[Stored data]
↓
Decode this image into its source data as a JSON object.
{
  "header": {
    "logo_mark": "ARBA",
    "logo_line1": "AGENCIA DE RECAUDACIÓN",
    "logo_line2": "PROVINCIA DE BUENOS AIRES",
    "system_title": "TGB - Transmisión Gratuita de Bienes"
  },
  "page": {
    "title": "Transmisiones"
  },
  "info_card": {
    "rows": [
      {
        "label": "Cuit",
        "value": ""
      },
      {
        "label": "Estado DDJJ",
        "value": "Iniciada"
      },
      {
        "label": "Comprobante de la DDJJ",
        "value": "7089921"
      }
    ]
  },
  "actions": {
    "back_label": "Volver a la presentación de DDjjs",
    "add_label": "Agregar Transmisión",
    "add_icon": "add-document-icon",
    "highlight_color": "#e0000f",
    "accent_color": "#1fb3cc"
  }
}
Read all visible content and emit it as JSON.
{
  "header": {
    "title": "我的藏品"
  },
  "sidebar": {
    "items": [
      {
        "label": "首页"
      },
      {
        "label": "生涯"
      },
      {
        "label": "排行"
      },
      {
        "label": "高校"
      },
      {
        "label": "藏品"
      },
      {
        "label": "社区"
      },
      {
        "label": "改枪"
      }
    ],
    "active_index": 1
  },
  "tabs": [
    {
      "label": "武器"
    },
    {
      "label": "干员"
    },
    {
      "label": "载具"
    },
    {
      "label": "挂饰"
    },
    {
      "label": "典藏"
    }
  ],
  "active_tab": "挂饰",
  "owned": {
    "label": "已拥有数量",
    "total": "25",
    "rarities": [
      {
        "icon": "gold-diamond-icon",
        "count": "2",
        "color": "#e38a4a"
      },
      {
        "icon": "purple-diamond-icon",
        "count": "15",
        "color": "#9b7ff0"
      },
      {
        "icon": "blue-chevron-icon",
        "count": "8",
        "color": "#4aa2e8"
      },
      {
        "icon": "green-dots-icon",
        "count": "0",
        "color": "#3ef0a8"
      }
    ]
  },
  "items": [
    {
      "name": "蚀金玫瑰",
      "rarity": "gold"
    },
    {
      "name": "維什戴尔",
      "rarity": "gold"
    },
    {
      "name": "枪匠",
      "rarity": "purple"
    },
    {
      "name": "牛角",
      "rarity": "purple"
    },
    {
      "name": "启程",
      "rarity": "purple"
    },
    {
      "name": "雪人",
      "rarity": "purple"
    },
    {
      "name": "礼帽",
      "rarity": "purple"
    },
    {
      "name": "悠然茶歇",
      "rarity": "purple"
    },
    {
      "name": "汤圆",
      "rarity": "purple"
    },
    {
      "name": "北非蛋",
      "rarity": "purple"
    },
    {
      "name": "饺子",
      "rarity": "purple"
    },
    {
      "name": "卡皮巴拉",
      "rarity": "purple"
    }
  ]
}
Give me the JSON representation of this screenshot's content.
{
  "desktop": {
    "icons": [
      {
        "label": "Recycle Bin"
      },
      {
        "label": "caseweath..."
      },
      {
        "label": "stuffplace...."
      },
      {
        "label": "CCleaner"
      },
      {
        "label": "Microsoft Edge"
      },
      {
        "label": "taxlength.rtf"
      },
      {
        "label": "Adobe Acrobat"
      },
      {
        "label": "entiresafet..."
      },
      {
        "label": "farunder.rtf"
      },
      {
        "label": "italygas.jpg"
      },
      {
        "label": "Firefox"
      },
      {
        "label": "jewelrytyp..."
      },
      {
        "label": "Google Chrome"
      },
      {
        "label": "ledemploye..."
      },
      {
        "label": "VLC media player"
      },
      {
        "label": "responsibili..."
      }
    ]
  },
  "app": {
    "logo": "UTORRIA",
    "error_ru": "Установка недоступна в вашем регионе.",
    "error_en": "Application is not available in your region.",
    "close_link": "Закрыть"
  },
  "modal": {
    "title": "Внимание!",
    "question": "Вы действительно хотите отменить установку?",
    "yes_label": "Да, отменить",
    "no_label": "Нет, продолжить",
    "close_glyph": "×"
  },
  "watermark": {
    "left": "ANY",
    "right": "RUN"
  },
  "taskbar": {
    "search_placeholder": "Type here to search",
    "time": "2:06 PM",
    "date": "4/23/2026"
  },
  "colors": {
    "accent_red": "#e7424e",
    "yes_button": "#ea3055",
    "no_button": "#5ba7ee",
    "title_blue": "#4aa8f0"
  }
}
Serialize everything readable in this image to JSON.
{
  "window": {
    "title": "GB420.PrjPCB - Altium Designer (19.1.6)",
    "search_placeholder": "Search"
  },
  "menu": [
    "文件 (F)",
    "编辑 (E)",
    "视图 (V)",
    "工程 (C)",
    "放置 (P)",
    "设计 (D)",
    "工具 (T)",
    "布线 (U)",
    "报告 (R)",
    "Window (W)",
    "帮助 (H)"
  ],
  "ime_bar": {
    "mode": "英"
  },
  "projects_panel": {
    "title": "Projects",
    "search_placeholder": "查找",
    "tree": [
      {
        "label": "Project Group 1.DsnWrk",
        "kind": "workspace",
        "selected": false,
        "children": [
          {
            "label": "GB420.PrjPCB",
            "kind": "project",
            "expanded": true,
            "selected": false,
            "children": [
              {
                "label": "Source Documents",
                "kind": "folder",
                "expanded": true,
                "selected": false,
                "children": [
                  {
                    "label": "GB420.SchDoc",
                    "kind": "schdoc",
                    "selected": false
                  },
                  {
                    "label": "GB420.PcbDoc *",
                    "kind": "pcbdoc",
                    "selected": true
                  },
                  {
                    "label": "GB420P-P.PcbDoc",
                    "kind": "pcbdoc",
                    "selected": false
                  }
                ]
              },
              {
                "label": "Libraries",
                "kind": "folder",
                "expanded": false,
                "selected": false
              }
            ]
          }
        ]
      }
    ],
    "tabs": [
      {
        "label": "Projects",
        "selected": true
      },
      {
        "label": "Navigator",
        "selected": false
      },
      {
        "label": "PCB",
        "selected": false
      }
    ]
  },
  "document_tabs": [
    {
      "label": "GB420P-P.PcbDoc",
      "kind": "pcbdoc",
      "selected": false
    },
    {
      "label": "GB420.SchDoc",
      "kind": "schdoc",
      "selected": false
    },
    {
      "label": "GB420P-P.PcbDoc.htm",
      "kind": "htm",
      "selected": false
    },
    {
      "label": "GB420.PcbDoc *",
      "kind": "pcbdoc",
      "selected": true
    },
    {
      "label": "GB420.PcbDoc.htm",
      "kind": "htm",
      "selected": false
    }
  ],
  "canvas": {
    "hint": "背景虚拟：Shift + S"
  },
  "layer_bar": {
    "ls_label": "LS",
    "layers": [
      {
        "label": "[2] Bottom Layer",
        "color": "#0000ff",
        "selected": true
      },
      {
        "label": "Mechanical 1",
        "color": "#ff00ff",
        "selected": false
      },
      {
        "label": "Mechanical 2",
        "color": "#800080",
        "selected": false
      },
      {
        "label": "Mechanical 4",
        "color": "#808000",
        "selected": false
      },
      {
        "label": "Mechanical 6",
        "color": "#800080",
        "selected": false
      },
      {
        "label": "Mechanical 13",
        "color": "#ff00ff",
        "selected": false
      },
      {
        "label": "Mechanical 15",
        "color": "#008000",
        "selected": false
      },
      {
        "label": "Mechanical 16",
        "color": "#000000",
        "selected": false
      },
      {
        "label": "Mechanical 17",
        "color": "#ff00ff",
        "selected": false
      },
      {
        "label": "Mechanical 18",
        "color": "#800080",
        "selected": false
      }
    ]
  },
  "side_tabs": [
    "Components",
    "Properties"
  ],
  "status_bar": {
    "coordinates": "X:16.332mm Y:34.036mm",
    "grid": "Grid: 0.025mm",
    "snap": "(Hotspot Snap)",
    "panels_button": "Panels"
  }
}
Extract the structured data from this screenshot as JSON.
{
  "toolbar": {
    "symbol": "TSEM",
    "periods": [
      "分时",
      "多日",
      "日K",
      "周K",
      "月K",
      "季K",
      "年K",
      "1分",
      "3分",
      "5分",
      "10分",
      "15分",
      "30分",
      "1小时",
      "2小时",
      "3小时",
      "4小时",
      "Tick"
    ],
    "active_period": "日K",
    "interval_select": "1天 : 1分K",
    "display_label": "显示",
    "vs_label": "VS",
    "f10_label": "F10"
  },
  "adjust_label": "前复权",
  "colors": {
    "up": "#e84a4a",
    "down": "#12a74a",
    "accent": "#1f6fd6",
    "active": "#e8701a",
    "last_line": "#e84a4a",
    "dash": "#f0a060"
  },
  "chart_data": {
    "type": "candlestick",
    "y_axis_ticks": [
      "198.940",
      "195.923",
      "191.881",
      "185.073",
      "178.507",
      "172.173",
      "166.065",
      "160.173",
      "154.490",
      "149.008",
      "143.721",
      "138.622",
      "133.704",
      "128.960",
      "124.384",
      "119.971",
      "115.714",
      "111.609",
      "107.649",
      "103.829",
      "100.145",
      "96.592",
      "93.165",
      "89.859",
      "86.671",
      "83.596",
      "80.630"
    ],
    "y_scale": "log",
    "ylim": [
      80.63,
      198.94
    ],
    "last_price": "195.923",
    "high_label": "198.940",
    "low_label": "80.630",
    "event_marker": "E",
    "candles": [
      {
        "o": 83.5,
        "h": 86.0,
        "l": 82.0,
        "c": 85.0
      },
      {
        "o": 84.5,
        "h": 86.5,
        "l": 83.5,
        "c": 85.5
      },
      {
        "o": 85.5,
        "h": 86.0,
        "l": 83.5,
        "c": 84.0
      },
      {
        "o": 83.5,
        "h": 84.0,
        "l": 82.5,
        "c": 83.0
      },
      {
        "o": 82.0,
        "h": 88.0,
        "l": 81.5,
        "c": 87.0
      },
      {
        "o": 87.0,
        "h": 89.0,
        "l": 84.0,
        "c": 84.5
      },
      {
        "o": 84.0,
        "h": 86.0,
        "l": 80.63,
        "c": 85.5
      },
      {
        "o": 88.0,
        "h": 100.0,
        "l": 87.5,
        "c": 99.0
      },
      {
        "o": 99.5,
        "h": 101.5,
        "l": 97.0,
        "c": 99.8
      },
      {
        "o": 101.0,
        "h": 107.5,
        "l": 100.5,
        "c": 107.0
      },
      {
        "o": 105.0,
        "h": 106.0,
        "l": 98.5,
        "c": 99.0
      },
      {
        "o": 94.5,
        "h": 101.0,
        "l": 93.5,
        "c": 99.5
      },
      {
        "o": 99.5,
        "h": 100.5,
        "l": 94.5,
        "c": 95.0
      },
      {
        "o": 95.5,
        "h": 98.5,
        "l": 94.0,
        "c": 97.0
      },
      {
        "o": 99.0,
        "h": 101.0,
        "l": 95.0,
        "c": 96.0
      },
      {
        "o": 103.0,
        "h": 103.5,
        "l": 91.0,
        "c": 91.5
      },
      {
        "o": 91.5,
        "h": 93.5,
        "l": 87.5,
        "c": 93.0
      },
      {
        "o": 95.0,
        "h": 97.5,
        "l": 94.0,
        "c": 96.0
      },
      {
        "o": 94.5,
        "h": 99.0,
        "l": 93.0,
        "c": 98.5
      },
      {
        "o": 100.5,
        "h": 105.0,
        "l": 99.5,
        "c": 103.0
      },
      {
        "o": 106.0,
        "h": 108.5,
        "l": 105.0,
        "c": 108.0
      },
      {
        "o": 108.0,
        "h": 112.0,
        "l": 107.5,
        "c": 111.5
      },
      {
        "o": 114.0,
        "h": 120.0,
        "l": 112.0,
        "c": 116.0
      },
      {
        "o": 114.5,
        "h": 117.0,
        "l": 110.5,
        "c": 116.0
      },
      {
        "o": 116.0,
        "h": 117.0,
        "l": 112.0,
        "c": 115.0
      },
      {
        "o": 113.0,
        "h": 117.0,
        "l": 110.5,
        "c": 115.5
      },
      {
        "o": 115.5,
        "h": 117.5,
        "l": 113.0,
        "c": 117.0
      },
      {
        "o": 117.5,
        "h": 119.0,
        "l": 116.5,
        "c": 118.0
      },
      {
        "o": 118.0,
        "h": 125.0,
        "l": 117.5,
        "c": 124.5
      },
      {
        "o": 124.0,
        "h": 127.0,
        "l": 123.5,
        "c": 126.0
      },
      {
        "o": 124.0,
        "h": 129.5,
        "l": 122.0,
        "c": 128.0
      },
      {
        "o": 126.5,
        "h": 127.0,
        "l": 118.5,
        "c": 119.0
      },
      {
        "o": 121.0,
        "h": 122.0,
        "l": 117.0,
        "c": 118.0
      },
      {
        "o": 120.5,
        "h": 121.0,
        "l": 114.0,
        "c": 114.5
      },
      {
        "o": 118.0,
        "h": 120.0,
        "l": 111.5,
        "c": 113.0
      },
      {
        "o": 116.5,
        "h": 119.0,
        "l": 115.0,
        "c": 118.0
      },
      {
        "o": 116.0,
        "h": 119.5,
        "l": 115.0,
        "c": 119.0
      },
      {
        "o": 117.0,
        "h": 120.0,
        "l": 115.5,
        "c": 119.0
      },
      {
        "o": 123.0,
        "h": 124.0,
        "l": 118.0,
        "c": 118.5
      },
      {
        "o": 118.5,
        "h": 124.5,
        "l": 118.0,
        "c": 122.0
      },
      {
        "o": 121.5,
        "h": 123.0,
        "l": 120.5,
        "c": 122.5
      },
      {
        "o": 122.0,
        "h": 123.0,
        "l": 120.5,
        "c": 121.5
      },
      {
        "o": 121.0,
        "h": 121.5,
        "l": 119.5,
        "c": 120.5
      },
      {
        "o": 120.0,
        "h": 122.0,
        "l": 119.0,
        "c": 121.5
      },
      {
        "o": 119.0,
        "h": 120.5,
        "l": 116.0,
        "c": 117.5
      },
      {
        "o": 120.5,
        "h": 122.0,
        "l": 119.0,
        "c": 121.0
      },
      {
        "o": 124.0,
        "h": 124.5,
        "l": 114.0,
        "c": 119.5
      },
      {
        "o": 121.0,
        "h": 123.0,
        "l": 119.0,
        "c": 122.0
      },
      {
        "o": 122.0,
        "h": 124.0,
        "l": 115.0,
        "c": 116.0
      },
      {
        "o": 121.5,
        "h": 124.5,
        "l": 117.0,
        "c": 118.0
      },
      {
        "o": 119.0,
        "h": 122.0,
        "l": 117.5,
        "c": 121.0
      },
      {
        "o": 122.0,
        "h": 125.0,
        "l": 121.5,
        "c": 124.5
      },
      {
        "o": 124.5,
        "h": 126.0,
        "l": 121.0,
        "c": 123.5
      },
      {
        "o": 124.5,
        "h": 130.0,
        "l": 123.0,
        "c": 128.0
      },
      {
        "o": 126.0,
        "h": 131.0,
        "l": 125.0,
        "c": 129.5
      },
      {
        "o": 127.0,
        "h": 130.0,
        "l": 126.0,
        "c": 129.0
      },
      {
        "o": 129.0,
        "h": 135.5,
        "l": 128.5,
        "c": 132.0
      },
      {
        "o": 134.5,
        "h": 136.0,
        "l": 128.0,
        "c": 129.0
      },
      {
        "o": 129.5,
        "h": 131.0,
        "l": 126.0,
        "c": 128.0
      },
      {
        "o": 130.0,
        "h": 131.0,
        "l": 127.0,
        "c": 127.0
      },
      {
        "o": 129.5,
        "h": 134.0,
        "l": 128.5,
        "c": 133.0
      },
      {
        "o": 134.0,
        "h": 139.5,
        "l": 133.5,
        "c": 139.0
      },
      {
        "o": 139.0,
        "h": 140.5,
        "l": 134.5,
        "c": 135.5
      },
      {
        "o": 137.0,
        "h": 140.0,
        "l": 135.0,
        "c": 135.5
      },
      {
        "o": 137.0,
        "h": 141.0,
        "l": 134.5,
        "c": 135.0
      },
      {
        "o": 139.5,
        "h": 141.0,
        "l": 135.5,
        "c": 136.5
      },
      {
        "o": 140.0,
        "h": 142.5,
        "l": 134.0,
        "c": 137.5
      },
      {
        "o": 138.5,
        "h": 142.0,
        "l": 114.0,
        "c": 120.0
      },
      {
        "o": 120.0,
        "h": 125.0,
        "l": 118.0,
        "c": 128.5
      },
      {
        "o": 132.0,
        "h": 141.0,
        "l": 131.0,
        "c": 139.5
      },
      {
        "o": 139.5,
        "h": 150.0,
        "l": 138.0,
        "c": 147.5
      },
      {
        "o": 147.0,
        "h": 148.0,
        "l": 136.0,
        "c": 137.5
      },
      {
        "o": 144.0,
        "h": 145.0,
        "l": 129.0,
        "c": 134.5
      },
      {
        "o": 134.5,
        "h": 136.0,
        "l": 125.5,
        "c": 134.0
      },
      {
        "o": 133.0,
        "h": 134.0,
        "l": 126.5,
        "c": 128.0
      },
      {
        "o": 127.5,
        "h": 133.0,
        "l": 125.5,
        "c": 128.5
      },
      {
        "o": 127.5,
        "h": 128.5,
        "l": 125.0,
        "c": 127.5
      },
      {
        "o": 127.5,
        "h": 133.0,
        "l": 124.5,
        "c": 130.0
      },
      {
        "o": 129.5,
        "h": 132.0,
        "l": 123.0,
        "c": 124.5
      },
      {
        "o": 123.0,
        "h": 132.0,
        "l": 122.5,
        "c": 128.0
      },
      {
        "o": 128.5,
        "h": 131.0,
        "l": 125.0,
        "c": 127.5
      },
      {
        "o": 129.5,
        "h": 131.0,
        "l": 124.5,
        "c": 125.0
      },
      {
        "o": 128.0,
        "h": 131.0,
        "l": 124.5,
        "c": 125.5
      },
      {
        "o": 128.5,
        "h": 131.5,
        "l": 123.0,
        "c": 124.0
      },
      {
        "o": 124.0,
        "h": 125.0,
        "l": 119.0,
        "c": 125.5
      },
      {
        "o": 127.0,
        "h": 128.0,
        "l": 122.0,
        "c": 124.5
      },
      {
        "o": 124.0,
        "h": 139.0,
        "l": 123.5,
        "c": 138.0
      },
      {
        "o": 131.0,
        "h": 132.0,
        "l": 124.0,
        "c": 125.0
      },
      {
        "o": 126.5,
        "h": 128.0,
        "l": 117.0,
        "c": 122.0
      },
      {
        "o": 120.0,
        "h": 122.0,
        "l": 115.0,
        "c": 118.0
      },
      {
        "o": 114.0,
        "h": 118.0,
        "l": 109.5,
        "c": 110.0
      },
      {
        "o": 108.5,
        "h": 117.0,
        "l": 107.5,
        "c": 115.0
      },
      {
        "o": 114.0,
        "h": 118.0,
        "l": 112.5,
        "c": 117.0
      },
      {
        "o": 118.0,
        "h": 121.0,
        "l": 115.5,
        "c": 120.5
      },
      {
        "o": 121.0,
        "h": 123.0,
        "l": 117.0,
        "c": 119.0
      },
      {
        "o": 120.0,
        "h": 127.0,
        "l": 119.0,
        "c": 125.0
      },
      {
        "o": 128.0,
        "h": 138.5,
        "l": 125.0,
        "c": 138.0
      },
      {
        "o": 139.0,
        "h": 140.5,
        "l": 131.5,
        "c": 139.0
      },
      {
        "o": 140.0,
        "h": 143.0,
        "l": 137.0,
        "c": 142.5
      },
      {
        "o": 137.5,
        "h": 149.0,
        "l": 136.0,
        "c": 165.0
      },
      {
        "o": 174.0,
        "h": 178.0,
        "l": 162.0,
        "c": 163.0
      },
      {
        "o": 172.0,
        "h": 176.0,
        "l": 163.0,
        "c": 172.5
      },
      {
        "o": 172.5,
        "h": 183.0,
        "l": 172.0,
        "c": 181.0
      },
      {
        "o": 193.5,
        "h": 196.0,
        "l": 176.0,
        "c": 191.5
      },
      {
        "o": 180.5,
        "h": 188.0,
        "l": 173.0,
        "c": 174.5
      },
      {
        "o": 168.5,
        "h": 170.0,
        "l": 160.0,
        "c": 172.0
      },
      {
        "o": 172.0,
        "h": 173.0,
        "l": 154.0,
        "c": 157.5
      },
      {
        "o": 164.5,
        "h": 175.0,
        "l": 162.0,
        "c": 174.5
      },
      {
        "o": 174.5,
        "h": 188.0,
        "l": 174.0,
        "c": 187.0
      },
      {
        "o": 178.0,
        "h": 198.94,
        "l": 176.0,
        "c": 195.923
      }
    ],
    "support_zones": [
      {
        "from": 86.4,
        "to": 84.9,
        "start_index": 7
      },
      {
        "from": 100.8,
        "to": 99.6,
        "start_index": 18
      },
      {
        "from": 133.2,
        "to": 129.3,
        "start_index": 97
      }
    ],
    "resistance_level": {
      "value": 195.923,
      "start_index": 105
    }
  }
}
↑
## WHAT YOU NEED TO DO
Extract all lines from the data in which "Mechanical" is found.

## THE RESULT
        "label": "Mechanical 1",
        "label": "Mechanical 2",
        "label": "Mechanical 4",
        "label": "Mechanical 6",
        "label": "Mechanical 13",
        "label": "Mechanical 15",
        "label": "Mechanical 16",
        "label": "Mechanical 17",
        "label": "Mechanical 18",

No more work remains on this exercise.